Given entries:

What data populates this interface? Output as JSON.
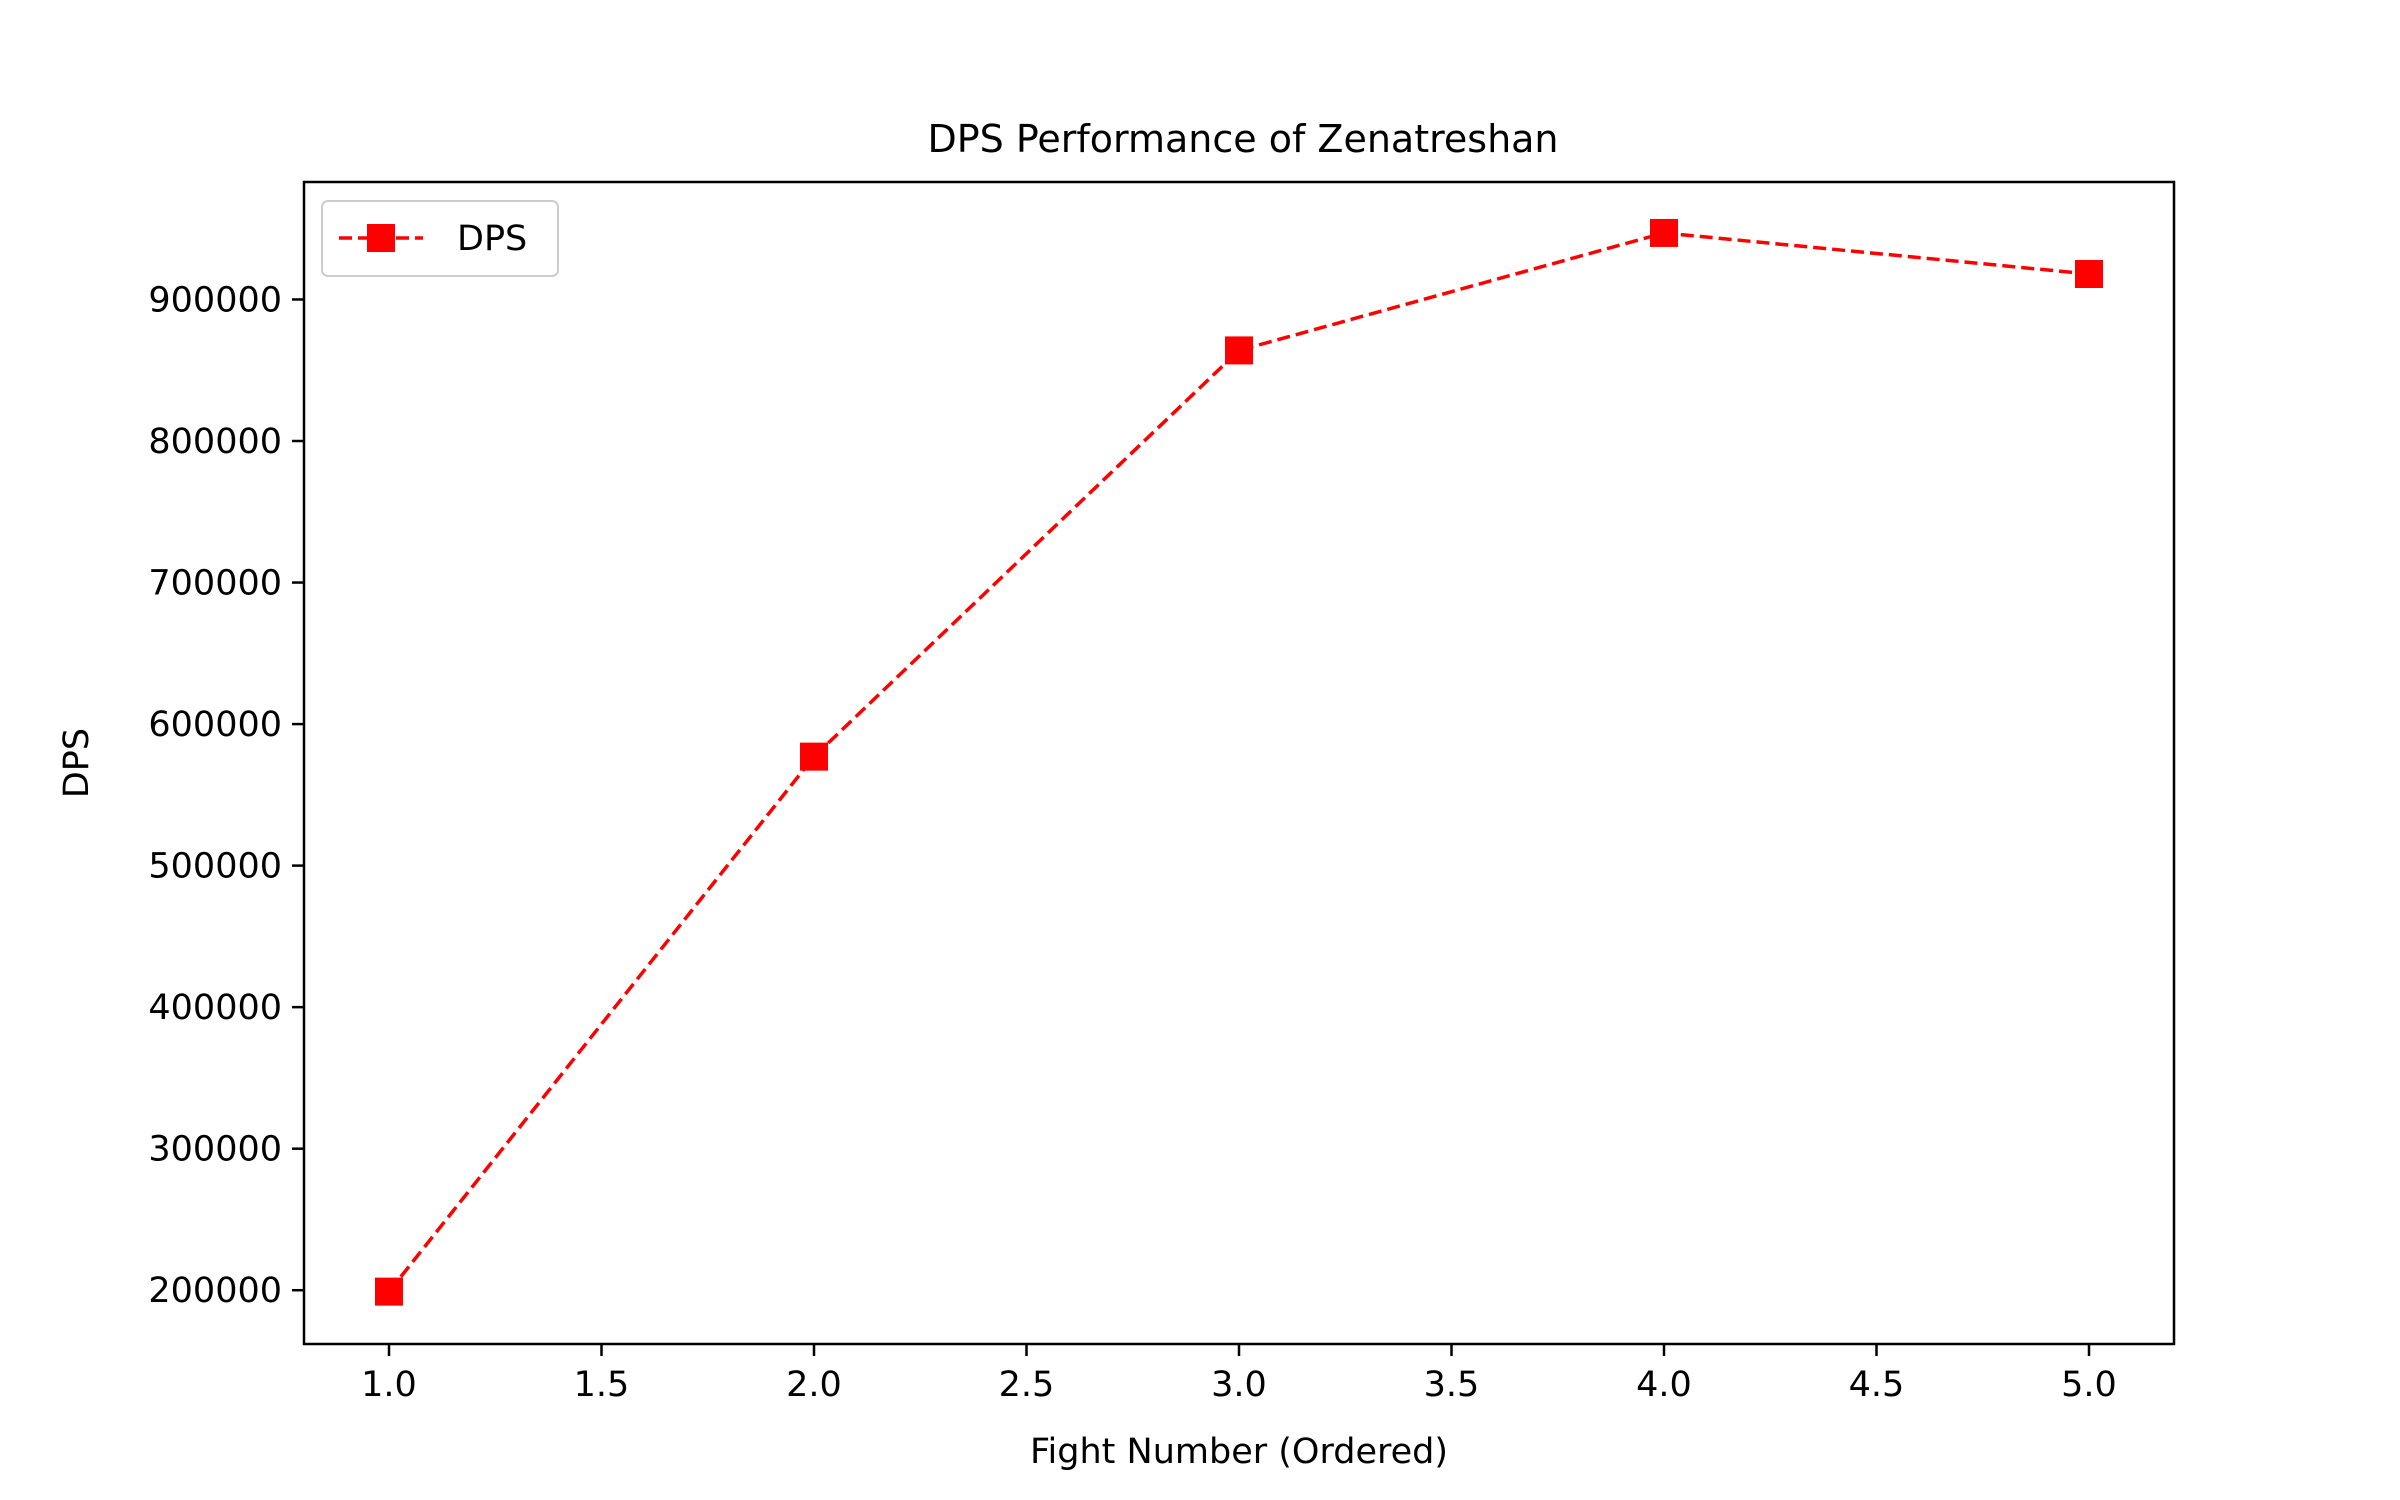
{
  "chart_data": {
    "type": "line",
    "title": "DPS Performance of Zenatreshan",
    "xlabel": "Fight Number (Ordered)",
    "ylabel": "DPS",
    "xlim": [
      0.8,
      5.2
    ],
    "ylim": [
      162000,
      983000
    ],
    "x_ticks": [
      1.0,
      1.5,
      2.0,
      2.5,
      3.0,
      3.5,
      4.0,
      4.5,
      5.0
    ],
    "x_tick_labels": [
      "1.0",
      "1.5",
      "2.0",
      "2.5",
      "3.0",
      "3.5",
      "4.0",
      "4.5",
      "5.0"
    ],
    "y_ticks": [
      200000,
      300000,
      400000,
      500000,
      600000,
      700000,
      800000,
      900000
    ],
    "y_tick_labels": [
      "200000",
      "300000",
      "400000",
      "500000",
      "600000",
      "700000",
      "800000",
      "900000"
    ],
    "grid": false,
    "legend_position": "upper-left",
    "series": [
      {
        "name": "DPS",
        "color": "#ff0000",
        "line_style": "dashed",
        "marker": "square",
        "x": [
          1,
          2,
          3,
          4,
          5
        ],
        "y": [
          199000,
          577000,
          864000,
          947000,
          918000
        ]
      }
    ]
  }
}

What you will do:
Except for the pictures, copy the material above exactly.

Response to the exercise:
What data populates this interface? Output as JSON.
{
  "chart_data": {
    "type": "line",
    "title": "DPS Performance of Zenatreshan",
    "xlabel": "Fight Number (Ordered)",
    "ylabel": "DPS",
    "xlim": [
      0.8,
      5.2
    ],
    "ylim": [
      162000,
      983000
    ],
    "x_ticks": [
      1.0,
      1.5,
      2.0,
      2.5,
      3.0,
      3.5,
      4.0,
      4.5,
      5.0
    ],
    "x_tick_labels": [
      "1.0",
      "1.5",
      "2.0",
      "2.5",
      "3.0",
      "3.5",
      "4.0",
      "4.5",
      "5.0"
    ],
    "y_ticks": [
      200000,
      300000,
      400000,
      500000,
      600000,
      700000,
      800000,
      900000
    ],
    "y_tick_labels": [
      "200000",
      "300000",
      "400000",
      "500000",
      "600000",
      "700000",
      "800000",
      "900000"
    ],
    "grid": false,
    "legend_position": "upper-left",
    "series": [
      {
        "name": "DPS",
        "color": "#ff0000",
        "line_style": "dashed",
        "marker": "square",
        "x": [
          1,
          2,
          3,
          4,
          5
        ],
        "y": [
          199000,
          577000,
          864000,
          947000,
          918000
        ]
      }
    ]
  }
}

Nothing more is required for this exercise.